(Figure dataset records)
==========

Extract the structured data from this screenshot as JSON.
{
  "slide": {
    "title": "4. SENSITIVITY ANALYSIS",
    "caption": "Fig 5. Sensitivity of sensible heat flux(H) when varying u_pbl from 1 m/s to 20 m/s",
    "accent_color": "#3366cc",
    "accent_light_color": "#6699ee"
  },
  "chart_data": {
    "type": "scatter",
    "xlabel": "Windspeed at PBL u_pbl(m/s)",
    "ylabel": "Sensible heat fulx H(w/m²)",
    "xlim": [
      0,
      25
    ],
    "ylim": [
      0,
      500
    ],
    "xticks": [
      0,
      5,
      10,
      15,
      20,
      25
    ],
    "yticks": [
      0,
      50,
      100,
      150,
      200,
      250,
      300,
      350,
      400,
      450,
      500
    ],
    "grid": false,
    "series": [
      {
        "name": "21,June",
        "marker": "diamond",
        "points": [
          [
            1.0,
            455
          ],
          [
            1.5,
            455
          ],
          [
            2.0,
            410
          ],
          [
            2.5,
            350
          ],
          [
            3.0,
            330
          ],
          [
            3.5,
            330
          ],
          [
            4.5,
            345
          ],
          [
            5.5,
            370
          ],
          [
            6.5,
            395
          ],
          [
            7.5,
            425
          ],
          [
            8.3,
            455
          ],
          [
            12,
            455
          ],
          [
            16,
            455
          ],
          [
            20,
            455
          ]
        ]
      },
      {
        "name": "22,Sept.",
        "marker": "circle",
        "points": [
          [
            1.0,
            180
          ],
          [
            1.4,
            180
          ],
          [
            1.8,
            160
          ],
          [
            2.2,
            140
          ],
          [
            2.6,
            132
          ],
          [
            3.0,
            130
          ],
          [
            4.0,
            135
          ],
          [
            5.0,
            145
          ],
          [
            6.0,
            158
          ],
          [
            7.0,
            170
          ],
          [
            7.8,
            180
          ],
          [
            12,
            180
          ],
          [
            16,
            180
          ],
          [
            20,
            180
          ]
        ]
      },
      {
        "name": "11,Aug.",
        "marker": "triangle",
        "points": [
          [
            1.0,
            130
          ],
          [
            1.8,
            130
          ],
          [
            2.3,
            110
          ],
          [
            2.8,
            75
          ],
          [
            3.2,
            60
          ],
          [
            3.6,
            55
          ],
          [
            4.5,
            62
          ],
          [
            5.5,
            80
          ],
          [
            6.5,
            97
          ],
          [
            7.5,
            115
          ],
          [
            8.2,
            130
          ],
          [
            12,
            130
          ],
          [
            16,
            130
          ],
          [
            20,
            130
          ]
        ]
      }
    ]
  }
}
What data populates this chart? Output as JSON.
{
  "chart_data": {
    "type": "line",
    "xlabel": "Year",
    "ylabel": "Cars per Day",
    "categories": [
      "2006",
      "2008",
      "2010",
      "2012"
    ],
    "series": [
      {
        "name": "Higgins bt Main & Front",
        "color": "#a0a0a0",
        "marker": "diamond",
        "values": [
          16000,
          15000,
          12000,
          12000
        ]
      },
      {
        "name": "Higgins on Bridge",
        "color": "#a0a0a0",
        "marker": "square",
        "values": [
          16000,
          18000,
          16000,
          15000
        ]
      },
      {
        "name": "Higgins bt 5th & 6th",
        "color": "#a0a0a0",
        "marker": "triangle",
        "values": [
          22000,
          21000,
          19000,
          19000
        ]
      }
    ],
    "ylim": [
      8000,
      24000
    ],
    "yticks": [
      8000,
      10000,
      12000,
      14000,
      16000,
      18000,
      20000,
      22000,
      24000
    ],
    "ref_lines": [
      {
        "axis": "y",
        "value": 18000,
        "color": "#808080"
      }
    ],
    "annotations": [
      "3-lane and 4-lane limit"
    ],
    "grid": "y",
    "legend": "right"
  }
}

==========

[WRITTEN EXERCISE]: Write out every entry again, keeping each line exactly the same.

[THE RESPONSE]:
Extract the structured data from this screenshot as JSON.
{
  "slide": {
    "title": "4. SENSITIVITY ANALYSIS",
    "caption": "Fig 5. Sensitivity of sensible heat flux(H) when varying u_pbl from 1 m/s to 20 m/s",
    "accent_color": "#3366cc",
    "accent_light_color": "#6699ee"
  },
  "chart_data": {
    "type": "scatter",
    "xlabel": "Windspeed at PBL u_pbl(m/s)",
    "ylabel": "Sensible heat fulx H(w/m²)",
    "xlim": [
      0,
      25
    ],
    "ylim": [
      0,
      500
    ],
    "xticks": [
      0,
      5,
      10,
      15,
      20,
      25
    ],
    "yticks": [
      0,
      50,
      100,
      150,
      200,
      250,
      300,
      350,
      400,
      450,
      500
    ],
    "grid": false,
    "series": [
      {
        "name": "21,June",
        "marker": "diamond",
        "points": [
          [
            1.0,
            455
          ],
          [
            1.5,
            455
          ],
          [
            2.0,
            410
          ],
          [
            2.5,
            350
          ],
          [
            3.0,
            330
          ],
          [
            3.5,
            330
          ],
          [
            4.5,
            345
          ],
          [
            5.5,
            370
          ],
          [
            6.5,
            395
          ],
          [
            7.5,
            425
          ],
          [
            8.3,
            455
          ],
          [
            12,
            455
          ],
          [
            16,
            455
          ],
          [
            20,
            455
          ]
        ]
      },
      {
        "name": "22,Sept.",
        "marker": "circle",
        "points": [
          [
            1.0,
            180
          ],
          [
            1.4,
            180
          ],
          [
            1.8,
            160
          ],
          [
            2.2,
            140
          ],
          [
            2.6,
            132
          ],
          [
            3.0,
            130
          ],
          [
            4.0,
            135
          ],
          [
            5.0,
            145
          ],
          [
            6.0,
            158
          ],
          [
            7.0,
            170
          ],
          [
            7.8,
            180
          ],
          [
            12,
            180
          ],
          [
            16,
            180
          ],
          [
            20,
            180
          ]
        ]
      },
      {
        "name": "11,Aug.",
        "marker": "triangle",
        "points": [
          [
            1.0,
            130
          ],
          [
            1.8,
            130
          ],
          [
            2.3,
            110
          ],
          [
            2.8,
            75
          ],
          [
            3.2,
            60
          ],
          [
            3.6,
            55
          ],
          [
            4.5,
            62
          ],
          [
            5.5,
            80
          ],
          [
            6.5,
            97
          ],
          [
            7.5,
            115
          ],
          [
            8.2,
            130
          ],
          [
            12,
            130
          ],
          [
            16,
            130
          ],
          [
            20,
            130
          ]
        ]
      }
    ]
  }
}
What data populates this chart? Output as JSON.
{
  "chart_data": {
    "type": "line",
    "xlabel": "Year",
    "ylabel": "Cars per Day",
    "categories": [
      "2006",
      "2008",
      "2010",
      "2012"
    ],
    "series": [
      {
        "name": "Higgins bt Main & Front",
        "color": "#a0a0a0",
        "marker": "diamond",
        "values": [
          16000,
          15000,
          12000,
          12000
        ]
      },
      {
        "name": "Higgins on Bridge",
        "color": "#a0a0a0",
        "marker": "square",
        "values": [
          16000,
          18000,
          16000,
          15000
        ]
      },
      {
        "name": "Higgins bt 5th & 6th",
        "color": "#a0a0a0",
        "marker": "triangle",
        "values": [
          22000,
          21000,
          19000,
          19000
        ]
      }
    ],
    "ylim": [
      8000,
      24000
    ],
    "yticks": [
      8000,
      10000,
      12000,
      14000,
      16000,
      18000,
      20000,
      22000,
      24000
    ],
    "ref_lines": [
      {
        "axis": "y",
        "value": 18000,
        "color": "#808080"
      }
    ],
    "annotations": [
      "3-lane and 4-lane limit"
    ],
    "grid": "y",
    "legend": "right"
  }
}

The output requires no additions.